◆ Records for this exercise ◆
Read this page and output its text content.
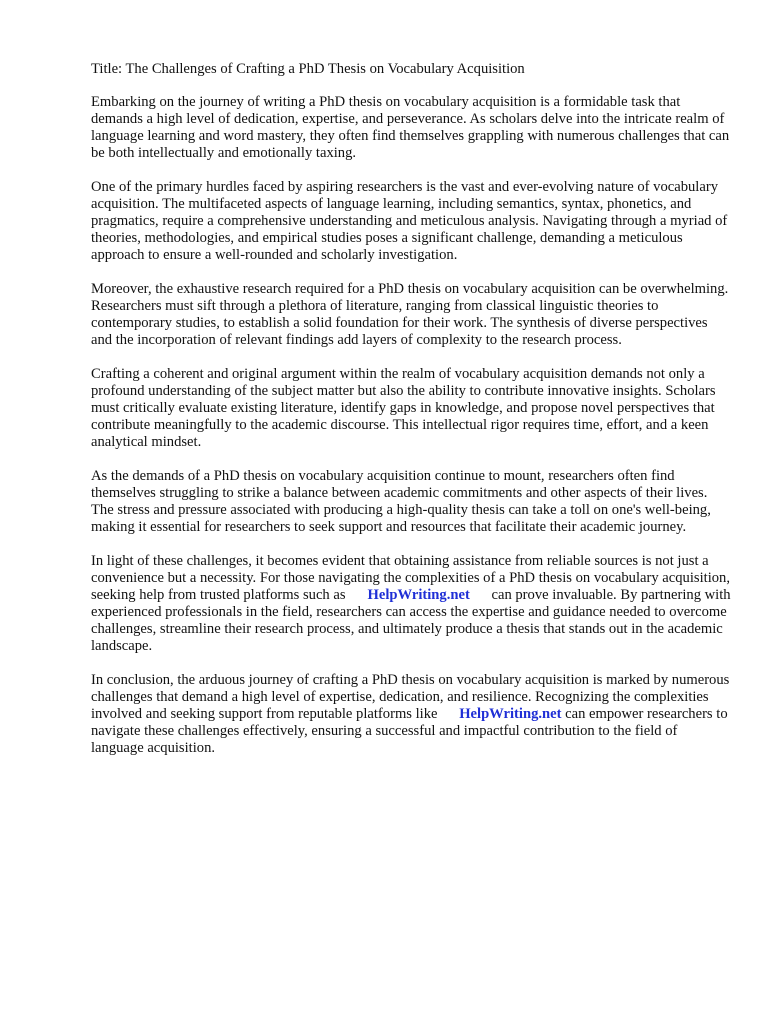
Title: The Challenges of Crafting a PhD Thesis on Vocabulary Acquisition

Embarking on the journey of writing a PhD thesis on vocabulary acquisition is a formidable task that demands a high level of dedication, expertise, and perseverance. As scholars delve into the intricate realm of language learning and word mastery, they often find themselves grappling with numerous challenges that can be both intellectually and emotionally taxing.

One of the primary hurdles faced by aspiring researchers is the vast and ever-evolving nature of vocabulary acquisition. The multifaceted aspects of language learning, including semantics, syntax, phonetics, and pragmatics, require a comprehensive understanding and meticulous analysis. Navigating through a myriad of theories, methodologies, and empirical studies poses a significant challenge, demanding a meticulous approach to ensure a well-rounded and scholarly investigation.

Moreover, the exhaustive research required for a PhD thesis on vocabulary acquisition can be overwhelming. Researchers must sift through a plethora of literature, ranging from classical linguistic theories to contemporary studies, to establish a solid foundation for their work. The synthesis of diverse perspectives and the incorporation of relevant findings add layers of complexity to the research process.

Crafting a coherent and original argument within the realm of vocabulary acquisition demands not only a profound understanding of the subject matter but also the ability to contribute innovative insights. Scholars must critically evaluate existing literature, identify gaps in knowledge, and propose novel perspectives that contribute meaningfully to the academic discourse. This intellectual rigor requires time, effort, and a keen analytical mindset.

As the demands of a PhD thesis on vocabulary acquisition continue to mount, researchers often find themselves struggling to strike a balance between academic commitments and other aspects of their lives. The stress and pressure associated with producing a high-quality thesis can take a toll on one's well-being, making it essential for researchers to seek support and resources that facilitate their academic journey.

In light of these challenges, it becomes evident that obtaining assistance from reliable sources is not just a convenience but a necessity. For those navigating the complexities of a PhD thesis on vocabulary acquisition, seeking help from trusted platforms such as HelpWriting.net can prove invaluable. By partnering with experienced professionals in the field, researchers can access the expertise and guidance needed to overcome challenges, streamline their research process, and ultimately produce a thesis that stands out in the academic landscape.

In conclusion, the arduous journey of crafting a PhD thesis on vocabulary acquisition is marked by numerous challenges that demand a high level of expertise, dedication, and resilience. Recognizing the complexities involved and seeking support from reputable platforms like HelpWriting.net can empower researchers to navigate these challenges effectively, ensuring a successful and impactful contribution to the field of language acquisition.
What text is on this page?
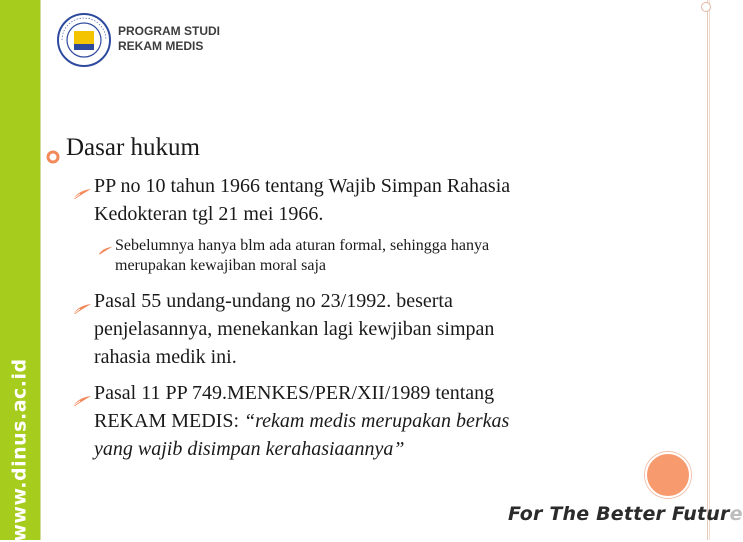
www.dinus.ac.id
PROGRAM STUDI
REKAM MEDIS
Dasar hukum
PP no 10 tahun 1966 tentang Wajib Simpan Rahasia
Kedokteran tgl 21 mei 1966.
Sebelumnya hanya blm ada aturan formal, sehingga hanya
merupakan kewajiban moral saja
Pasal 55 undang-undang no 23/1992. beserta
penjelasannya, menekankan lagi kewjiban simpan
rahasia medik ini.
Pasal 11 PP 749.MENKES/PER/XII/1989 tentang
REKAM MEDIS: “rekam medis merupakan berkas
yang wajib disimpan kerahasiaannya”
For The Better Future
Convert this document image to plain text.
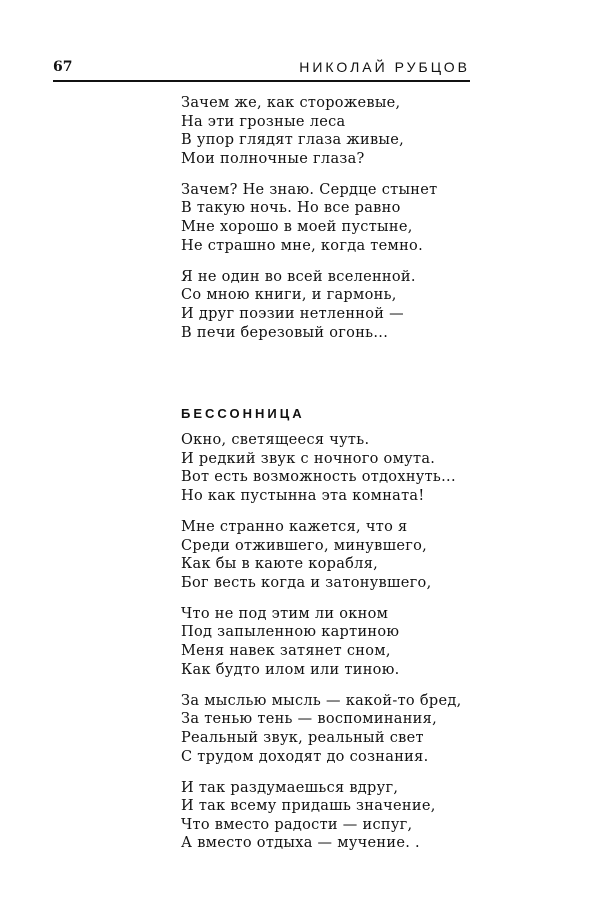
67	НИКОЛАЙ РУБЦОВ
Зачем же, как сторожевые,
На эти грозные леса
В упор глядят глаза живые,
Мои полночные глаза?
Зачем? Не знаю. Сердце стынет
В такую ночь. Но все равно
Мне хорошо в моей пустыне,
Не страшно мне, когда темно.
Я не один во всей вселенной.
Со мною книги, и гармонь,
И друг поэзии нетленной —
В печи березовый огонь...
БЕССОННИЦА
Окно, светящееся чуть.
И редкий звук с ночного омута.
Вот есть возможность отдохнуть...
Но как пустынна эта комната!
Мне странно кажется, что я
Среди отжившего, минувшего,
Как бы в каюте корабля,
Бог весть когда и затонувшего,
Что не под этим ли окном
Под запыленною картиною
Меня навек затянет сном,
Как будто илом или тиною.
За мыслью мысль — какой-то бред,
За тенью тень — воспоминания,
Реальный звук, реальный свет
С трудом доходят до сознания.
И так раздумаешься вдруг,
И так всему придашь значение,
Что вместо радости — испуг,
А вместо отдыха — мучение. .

◆ Exercise ◆
Every entry should be returned exactly as written, minus the pictures.

◆ Solved exercise ◆
Read this page and output its text content.
Title: The Challenges of Crafting a PhD Thesis on Vocabulary Acquisition

Embarking on the journey of writing a PhD thesis on vocabulary acquisition is a formidable task that demands a high level of dedication, expertise, and perseverance. As scholars delve into the intricate realm of language learning and word mastery, they often find themselves grappling with numerous challenges that can be both intellectually and emotionally taxing.

One of the primary hurdles faced by aspiring researchers is the vast and ever-evolving nature of vocabulary acquisition. The multifaceted aspects of language learning, including semantics, syntax, phonetics, and pragmatics, require a comprehensive understanding and meticulous analysis. Navigating through a myriad of theories, methodologies, and empirical studies poses a significant challenge, demanding a meticulous approach to ensure a well-rounded and scholarly investigation.

Moreover, the exhaustive research required for a PhD thesis on vocabulary acquisition can be overwhelming. Researchers must sift through a plethora of literature, ranging from classical linguistic theories to contemporary studies, to establish a solid foundation for their work. The synthesis of diverse perspectives and the incorporation of relevant findings add layers of complexity to the research process.

Crafting a coherent and original argument within the realm of vocabulary acquisition demands not only a profound understanding of the subject matter but also the ability to contribute innovative insights. Scholars must critically evaluate existing literature, identify gaps in knowledge, and propose novel perspectives that contribute meaningfully to the academic discourse. This intellectual rigor requires time, effort, and a keen analytical mindset.

As the demands of a PhD thesis on vocabulary acquisition continue to mount, researchers often find themselves struggling to strike a balance between academic commitments and other aspects of their lives. The stress and pressure associated with producing a high-quality thesis can take a toll on one's well-being, making it essential for researchers to seek support and resources that facilitate their academic journey.

In light of these challenges, it becomes evident that obtaining assistance from reliable sources is not just a convenience but a necessity. For those navigating the complexities of a PhD thesis on vocabulary acquisition, seeking help from trusted platforms such as HelpWriting.net can prove invaluable. By partnering with experienced professionals in the field, researchers can access the expertise and guidance needed to overcome challenges, streamline their research process, and ultimately produce a thesis that stands out in the academic landscape.

In conclusion, the arduous journey of crafting a PhD thesis on vocabulary acquisition is marked by numerous challenges that demand a high level of expertise, dedication, and resilience. Recognizing the complexities involved and seeking support from reputable platforms like HelpWriting.net can empower researchers to navigate these challenges effectively, ensuring a successful and impactful contribution to the field of language acquisition.
What text is on this page?
www.dinus.ac.id
PROGRAM STUDI
REKAM MEDIS
Dasar hukum
PP no 10 tahun 1966 tentang Wajib Simpan Rahasia
Kedokteran tgl 21 mei 1966.
Sebelumnya hanya blm ada aturan formal, sehingga hanya
merupakan kewajiban moral saja
Pasal 55 undang-undang no 23/1992. beserta
penjelasannya, menekankan lagi kewjiban simpan
rahasia medik ini.
Pasal 11 PP 749.MENKES/PER/XII/1989 tentang
REKAM MEDIS: “rekam medis merupakan berkas
yang wajib disimpan kerahasiaannya”
For The Better Future
Convert this document image to plain text.
67	НИКОЛАЙ РУБЦОВ
Зачем же, как сторожевые,
На эти грозные леса
В упор глядят глаза живые,
Мои полночные глаза?
Зачем? Не знаю. Сердце стынет
В такую ночь. Но все равно
Мне хорошо в моей пустыне,
Не страшно мне, когда темно.
Я не один во всей вселенной.
Со мною книги, и гармонь,
И друг поэзии нетленной —
В печи березовый огонь...
БЕССОННИЦА
Окно, светящееся чуть.
И редкий звук с ночного омута.
Вот есть возможность отдохнуть...
Но как пустынна эта комната!
Мне странно кажется, что я
Среди отжившего, минувшего,
Как бы в каюте корабля,
Бог весть когда и затонувшего,
Что не под этим ли окном
Под запыленною картиною
Меня навек затянет сном,
Как будто илом или тиною.
За мыслью мысль — какой-то бред,
За тенью тень — воспоминания,
Реальный звук, реальный свет
С трудом доходят до сознания.
И так раздумаешься вдруг,
И так всему придашь значение,
Что вместо радости — испуг,
А вместо отдыха — мучение. .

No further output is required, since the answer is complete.